» Figure dataset records:
§ §

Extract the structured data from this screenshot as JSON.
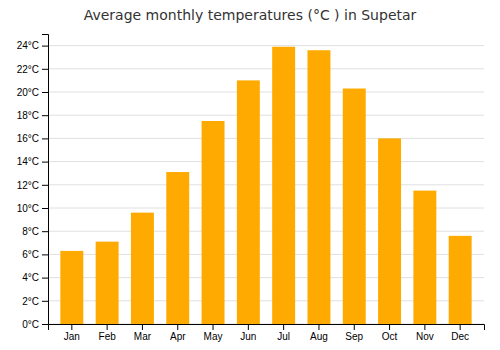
{
  "chart_data": {
    "type": "bar",
    "title": "Average monthly temperatures (°C ) in Supetar",
    "categories": [
      "Jan",
      "Feb",
      "Mar",
      "Apr",
      "May",
      "Jun",
      "Jul",
      "Aug",
      "Sep",
      "Oct",
      "Nov",
      "Dec"
    ],
    "values": [
      6.3,
      7.1,
      9.6,
      13.1,
      17.5,
      21.0,
      23.9,
      23.6,
      20.3,
      16.0,
      11.5,
      7.6
    ],
    "color": "#FFAA00",
    "ylim": [
      0,
      25
    ],
    "yticks": [
      {
        "value": 0,
        "label": "0°C"
      },
      {
        "value": 2,
        "label": "2°C"
      },
      {
        "value": 4,
        "label": "4°C"
      },
      {
        "value": 6,
        "label": "6°C"
      },
      {
        "value": 8,
        "label": "8°C"
      },
      {
        "value": 10,
        "label": "10°C"
      },
      {
        "value": 12,
        "label": "12°C"
      },
      {
        "value": 14,
        "label": "14°C"
      },
      {
        "value": 16,
        "label": "16°C"
      },
      {
        "value": 18,
        "label": "18°C"
      },
      {
        "value": 20,
        "label": "20°C"
      },
      {
        "value": 22,
        "label": "22°C"
      },
      {
        "value": 24,
        "label": "24°C"
      }
    ],
    "grid": true
  }
}
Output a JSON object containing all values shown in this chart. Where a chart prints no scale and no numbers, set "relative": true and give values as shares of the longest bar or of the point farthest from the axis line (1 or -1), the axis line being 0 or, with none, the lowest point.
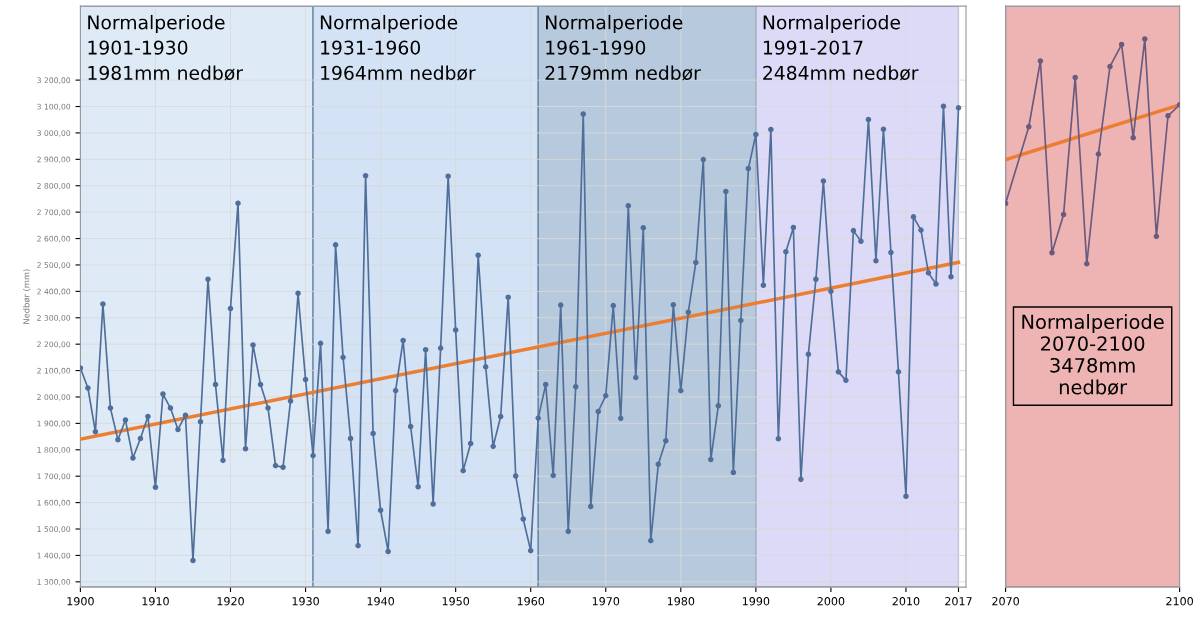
{
  "chart_data": [
    {
      "type": "line",
      "ylabel": "Nedbør (mm)",
      "grid": true,
      "legend": false,
      "marker": "circle",
      "line_style": "solid",
      "x": [
        1900,
        1901,
        1902,
        1903,
        1904,
        1905,
        1906,
        1907,
        1908,
        1909,
        1910,
        1911,
        1912,
        1913,
        1914,
        1915,
        1916,
        1917,
        1918,
        1919,
        1920,
        1921,
        1922,
        1923,
        1924,
        1925,
        1926,
        1927,
        1928,
        1929,
        1930,
        1931,
        1932,
        1933,
        1934,
        1935,
        1936,
        1937,
        1938,
        1939,
        1940,
        1941,
        1942,
        1943,
        1944,
        1945,
        1946,
        1947,
        1948,
        1949,
        1950,
        1951,
        1952,
        1953,
        1954,
        1955,
        1956,
        1957,
        1958,
        1959,
        1960,
        1961,
        1962,
        1963,
        1964,
        1965,
        1966,
        1967,
        1968,
        1969,
        1970,
        1971,
        1972,
        1973,
        1974,
        1975,
        1976,
        1977,
        1978,
        1979,
        1980,
        1981,
        1982,
        1983,
        1984,
        1985,
        1986,
        1987,
        1988,
        1989,
        1990,
        1991,
        1992,
        1993,
        1994,
        1995,
        1996,
        1997,
        1998,
        1999,
        2000,
        2001,
        2002,
        2003,
        2004,
        2005,
        2006,
        2007,
        2008,
        2009,
        2010,
        2011,
        2012,
        2013,
        2014,
        2015,
        2016,
        2017
      ],
      "series": [
        {
          "color": "#4f6f9a",
          "values": [
            2110,
            2034,
            1868,
            2352,
            1958,
            1838,
            1913,
            1769,
            1843,
            1926,
            1658,
            2011,
            1958,
            1877,
            1931,
            1381,
            1906,
            2446,
            2047,
            1760,
            2335,
            2734,
            1804,
            2197,
            2047,
            1958,
            1740,
            1734,
            1985,
            2393,
            2066,
            1778,
            2203,
            1491,
            2576,
            2150,
            1843,
            1437,
            2838,
            1862,
            1571,
            1415,
            2024,
            2214,
            1888,
            1660,
            2179,
            1595,
            2185,
            2836,
            2254,
            1721,
            1824,
            2537,
            2114,
            1813,
            1926,
            2378,
            1701,
            1538,
            1418,
            1920,
            2047,
            1703,
            2348,
            1491,
            2039,
            3072,
            1585,
            1945,
            2005,
            2346,
            1919,
            2724,
            2074,
            2641,
            1456,
            1745,
            1834,
            2349,
            2024,
            2321,
            2509,
            2899,
            1763,
            1967,
            2778,
            1714,
            2290,
            2865,
            2994,
            2423,
            3013,
            1842,
            2550,
            2642,
            1688,
            2162,
            2446,
            2818,
            2400,
            2095,
            2063,
            2630,
            2590,
            3051,
            2516,
            3014,
            2547,
            2095,
            1624,
            2682,
            2632,
            2470,
            2428,
            3101,
            2455,
            3095
          ]
        },
        {
          "type": "line",
          "x": [
            1900,
            2017
          ],
          "color": "#ed7d31",
          "marker": "none",
          "values": [
            1840,
            2510
          ]
        }
      ],
      "xlim": [
        1900,
        2018
      ],
      "xticks": [
        1900,
        1910,
        1920,
        1930,
        1940,
        1950,
        1960,
        1970,
        1980,
        1990,
        2000,
        2010,
        2017
      ],
      "ylim": [
        1280,
        3480
      ],
      "yticks": [
        {
          "value": 1300,
          "label": "1 300,00"
        },
        {
          "value": 1400,
          "label": "1 400,00"
        },
        {
          "value": 1500,
          "label": "1 500,00"
        },
        {
          "value": 1600,
          "label": "1 600,00"
        },
        {
          "value": 1700,
          "label": "1 700,00"
        },
        {
          "value": 1800,
          "label": "1 800,00"
        },
        {
          "value": 1900,
          "label": "1 900,00"
        },
        {
          "value": 2000,
          "label": "2 000,00"
        },
        {
          "value": 2100,
          "label": "2 100,00"
        },
        {
          "value": 2200,
          "label": "2 200,00"
        },
        {
          "value": 2300,
          "label": "2 300,00"
        },
        {
          "value": 2400,
          "label": "2 400,00"
        },
        {
          "value": 2500,
          "label": "2 500,00"
        },
        {
          "value": 2600,
          "label": "2 600,00"
        },
        {
          "value": 2700,
          "label": "2 700,00"
        },
        {
          "value": 2800,
          "label": "2 800,00"
        },
        {
          "value": 2900,
          "label": "2 900,00"
        },
        {
          "value": 3000,
          "label": "3 000,00"
        },
        {
          "value": 3100,
          "label": "3 100,00"
        },
        {
          "value": 3200,
          "label": "3 200,00"
        }
      ],
      "bands": [
        {
          "axis": "x",
          "from": 1900,
          "to": 1931,
          "color": "#dfeaf7",
          "label": "Normalperiode\n1901-1930\n1981mm nedbør"
        },
        {
          "axis": "x",
          "from": 1931,
          "to": 1961,
          "color": "#d3e2f5",
          "label": "Normalperiode\n1931-1960\n1964mm nedbør"
        },
        {
          "axis": "x",
          "from": 1961,
          "to": 1990,
          "color": "#b7c9dd",
          "label": "Normalperiode\n1961-1990\n2179mm nedbør"
        },
        {
          "axis": "x",
          "from": 1990,
          "to": 2017,
          "color": "#dcdaf6",
          "label": "Normalperiode\n1991-2017\n2484mm nedbør"
        }
      ]
    },
    {
      "type": "line",
      "relative": true,
      "grid": false,
      "legend": false,
      "marker": "circle",
      "line_style": "solid",
      "tick_labels": "x",
      "x": [
        2070,
        2074,
        2076,
        2078,
        2080,
        2082,
        2084,
        2086,
        2088,
        2090,
        2092,
        2094,
        2096,
        2098,
        2100
      ],
      "series": [
        {
          "color": "#6a5a80",
          "values": [
            0.7,
            0.84,
            0.96,
            0.61,
            0.68,
            0.93,
            0.59,
            0.79,
            0.95,
            0.99,
            0.82,
            1,
            0.64,
            0.86,
            0.88
          ]
        },
        {
          "type": "line",
          "x": [
            2070,
            2100
          ],
          "color": "#ed7d31",
          "marker": "none",
          "values": [
            0.78,
            0.88
          ]
        }
      ],
      "xlim": [
        2070,
        2100
      ],
      "xticks": [
        2070,
        2100
      ],
      "bands": [
        {
          "axis": "x",
          "from": 2070,
          "to": 2100,
          "color": "#eeb4b4",
          "label": "Normalperiode\n2070-2100\n3478mm\nnedbør"
        }
      ]
    }
  ]
}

§ §

» PROBLEM STATEMENT: Which lines above contain "this"? Show each of them.

» FINISHED ANSWER:
Extract the structured data from this screenshot as JSON.
Output a JSON object containing all values shown in this chart. Where a chart prints no scale and no numbers, set "relative": true and give values as shares of the longest bar or of the point farthest from the axis line (1 or -1), the axis line being 0 or, with none, the lowest point.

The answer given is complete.